● Extracted data

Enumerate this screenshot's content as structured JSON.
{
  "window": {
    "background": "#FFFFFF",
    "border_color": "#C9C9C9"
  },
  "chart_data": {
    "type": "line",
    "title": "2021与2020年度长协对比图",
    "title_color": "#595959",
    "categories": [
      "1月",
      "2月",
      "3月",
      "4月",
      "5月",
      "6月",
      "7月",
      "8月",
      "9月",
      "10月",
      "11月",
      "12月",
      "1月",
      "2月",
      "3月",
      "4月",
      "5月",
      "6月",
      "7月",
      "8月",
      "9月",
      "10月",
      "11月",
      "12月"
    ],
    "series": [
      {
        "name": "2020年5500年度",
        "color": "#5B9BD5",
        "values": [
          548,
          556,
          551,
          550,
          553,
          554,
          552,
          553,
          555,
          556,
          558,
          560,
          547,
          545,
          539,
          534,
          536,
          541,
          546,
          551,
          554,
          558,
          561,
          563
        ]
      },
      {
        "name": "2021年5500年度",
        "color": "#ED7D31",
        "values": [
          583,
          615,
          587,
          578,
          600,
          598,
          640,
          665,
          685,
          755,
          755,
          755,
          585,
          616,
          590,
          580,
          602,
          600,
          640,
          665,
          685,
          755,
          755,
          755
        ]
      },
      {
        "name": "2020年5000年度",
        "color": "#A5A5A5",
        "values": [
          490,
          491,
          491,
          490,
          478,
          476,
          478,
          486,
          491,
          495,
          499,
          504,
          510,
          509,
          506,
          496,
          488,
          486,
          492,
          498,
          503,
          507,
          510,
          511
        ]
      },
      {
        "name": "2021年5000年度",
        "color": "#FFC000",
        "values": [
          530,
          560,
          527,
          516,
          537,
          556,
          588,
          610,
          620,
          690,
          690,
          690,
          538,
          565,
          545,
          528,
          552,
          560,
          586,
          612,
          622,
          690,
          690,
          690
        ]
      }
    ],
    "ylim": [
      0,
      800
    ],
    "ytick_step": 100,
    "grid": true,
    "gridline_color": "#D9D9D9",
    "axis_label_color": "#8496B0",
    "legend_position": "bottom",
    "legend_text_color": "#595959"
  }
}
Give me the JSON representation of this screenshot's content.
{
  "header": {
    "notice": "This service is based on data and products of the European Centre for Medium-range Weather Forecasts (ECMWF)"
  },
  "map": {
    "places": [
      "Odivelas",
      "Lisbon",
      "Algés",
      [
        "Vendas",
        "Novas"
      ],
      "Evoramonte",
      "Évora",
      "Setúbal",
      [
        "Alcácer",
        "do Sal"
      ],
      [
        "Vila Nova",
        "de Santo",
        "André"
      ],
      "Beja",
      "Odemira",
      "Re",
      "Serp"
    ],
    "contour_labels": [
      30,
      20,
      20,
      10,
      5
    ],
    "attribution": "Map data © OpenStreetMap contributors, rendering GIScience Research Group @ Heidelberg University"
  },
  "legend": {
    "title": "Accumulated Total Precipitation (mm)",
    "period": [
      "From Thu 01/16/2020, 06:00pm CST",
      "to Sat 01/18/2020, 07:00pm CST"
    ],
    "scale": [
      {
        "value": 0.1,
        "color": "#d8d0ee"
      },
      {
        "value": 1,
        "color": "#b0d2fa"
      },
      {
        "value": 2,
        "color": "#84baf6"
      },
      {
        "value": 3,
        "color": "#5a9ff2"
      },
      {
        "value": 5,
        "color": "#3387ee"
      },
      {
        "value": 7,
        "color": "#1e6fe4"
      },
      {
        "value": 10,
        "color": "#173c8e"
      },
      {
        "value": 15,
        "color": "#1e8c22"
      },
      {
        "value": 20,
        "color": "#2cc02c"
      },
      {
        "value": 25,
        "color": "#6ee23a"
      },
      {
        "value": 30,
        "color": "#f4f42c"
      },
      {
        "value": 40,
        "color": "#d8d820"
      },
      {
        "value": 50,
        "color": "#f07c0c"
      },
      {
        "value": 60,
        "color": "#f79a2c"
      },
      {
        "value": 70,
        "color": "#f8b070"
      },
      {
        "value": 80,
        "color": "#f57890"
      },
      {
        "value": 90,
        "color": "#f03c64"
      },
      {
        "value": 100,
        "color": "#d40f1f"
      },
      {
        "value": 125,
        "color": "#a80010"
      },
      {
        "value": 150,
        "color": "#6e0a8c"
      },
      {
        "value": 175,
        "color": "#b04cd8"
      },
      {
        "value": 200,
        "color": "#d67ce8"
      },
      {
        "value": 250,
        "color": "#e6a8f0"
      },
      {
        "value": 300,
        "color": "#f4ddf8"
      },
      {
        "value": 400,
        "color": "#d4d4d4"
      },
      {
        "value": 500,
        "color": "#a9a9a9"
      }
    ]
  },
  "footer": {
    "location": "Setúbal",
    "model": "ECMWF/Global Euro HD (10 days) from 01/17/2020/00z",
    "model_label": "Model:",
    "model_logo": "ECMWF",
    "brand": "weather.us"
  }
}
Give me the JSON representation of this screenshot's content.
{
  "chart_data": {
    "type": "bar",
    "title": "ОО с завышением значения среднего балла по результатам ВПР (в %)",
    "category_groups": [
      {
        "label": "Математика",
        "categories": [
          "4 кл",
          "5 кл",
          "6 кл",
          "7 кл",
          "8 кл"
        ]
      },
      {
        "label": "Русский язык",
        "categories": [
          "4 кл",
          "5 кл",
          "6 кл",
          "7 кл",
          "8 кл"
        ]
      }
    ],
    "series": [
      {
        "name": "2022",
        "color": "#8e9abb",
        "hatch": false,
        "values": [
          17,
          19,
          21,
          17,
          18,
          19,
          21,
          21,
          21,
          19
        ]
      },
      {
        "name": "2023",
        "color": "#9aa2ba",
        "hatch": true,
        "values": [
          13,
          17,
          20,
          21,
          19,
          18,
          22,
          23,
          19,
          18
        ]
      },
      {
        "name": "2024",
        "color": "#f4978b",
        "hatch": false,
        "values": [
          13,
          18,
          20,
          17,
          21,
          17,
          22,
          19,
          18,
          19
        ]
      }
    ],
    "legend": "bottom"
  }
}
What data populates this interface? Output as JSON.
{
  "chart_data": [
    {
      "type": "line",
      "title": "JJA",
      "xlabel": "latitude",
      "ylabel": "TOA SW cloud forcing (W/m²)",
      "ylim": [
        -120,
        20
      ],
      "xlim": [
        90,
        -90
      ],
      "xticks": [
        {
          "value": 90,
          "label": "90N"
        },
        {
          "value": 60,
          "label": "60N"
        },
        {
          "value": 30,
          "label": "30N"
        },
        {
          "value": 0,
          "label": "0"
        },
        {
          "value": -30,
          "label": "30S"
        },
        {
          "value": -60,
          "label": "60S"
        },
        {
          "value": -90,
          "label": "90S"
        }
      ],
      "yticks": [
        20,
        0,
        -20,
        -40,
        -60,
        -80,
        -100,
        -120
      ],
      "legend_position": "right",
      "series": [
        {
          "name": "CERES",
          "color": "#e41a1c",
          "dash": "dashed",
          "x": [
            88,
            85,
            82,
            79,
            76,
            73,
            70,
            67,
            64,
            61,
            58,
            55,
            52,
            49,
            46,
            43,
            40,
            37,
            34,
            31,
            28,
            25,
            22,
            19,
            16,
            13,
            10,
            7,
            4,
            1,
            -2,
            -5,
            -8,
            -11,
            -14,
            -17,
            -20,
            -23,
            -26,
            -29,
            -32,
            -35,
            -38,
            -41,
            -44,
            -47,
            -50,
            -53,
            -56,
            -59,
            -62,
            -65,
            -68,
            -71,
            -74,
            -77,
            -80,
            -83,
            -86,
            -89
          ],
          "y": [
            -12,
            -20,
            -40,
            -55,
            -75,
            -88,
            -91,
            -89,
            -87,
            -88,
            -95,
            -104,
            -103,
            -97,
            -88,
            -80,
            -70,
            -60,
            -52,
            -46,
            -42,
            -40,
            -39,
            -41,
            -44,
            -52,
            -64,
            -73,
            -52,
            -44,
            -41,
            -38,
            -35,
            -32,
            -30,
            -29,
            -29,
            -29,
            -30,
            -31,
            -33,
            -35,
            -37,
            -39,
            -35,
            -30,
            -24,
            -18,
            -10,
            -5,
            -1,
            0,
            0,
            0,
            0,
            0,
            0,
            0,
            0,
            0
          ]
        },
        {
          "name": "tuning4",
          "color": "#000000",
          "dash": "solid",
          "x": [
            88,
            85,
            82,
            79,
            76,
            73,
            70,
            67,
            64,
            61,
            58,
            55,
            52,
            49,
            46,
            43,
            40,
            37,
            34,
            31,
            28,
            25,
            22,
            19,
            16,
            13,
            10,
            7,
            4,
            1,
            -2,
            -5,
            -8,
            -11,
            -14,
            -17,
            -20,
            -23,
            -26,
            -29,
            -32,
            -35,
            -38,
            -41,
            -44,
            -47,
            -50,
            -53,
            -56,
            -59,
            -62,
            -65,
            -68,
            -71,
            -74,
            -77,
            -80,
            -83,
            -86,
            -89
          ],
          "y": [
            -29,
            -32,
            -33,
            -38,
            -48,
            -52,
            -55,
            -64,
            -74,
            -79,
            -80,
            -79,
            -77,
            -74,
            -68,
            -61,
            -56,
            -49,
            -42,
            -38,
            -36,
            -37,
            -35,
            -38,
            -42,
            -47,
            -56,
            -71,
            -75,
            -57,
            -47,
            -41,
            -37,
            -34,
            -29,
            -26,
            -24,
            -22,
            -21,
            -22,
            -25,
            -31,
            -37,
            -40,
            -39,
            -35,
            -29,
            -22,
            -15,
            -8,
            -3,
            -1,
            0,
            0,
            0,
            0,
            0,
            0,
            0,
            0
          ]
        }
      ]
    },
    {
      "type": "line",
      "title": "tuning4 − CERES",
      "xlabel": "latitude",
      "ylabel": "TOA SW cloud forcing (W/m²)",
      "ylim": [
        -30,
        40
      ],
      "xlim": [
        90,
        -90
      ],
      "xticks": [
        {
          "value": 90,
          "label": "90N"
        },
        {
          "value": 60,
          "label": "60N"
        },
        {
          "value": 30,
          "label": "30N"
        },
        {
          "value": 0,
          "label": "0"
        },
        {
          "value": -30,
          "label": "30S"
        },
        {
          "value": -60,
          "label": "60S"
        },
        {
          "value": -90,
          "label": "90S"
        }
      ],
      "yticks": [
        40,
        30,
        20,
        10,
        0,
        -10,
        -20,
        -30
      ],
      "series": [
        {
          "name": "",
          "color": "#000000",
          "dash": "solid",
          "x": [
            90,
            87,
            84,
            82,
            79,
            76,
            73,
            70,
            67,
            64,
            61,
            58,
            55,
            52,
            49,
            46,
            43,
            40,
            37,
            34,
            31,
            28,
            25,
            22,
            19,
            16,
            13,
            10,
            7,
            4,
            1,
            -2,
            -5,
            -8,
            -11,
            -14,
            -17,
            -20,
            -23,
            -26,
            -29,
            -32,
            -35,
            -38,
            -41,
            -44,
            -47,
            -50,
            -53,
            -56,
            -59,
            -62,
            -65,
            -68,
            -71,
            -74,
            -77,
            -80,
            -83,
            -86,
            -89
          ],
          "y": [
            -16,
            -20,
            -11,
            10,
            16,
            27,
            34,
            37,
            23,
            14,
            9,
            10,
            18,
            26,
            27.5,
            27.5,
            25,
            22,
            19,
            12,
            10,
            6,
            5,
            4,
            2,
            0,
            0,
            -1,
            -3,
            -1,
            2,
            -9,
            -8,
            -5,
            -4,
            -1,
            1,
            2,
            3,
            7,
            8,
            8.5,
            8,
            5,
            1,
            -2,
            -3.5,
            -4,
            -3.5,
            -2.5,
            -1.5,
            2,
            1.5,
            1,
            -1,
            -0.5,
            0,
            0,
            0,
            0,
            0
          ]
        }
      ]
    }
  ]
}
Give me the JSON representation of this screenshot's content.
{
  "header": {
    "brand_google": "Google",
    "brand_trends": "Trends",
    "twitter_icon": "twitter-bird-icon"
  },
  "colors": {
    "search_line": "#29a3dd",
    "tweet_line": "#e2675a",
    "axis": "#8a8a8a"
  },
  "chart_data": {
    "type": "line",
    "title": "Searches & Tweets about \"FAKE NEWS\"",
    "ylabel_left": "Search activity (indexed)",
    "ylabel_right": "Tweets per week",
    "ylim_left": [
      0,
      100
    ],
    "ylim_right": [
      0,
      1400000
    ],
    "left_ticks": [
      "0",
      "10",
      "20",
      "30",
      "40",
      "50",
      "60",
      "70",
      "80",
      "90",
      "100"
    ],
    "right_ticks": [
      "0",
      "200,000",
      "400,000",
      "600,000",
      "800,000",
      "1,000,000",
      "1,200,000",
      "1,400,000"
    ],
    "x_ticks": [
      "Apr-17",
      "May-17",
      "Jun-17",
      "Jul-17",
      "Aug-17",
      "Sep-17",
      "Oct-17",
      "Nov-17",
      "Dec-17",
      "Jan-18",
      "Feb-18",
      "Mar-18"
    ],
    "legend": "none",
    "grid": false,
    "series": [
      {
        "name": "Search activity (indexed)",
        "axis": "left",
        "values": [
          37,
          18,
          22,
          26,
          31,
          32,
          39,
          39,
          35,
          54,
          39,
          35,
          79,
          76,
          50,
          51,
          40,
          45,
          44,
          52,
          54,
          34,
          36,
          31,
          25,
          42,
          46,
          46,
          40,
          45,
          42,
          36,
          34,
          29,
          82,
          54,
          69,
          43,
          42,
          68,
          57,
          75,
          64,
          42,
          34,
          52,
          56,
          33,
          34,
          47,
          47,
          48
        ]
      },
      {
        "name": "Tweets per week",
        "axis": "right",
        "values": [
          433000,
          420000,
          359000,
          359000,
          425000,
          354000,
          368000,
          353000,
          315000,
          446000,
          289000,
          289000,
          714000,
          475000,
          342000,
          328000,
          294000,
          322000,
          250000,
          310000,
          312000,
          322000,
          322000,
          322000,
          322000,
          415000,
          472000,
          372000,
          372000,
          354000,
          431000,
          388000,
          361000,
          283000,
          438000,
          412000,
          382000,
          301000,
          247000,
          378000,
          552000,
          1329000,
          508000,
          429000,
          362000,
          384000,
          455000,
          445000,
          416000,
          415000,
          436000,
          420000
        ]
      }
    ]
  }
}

● Short exercise
Find the word "bottom" in the data and show each line that holds it.

● Task output
    "legend_position": "bottom",
    "legend": "bottom"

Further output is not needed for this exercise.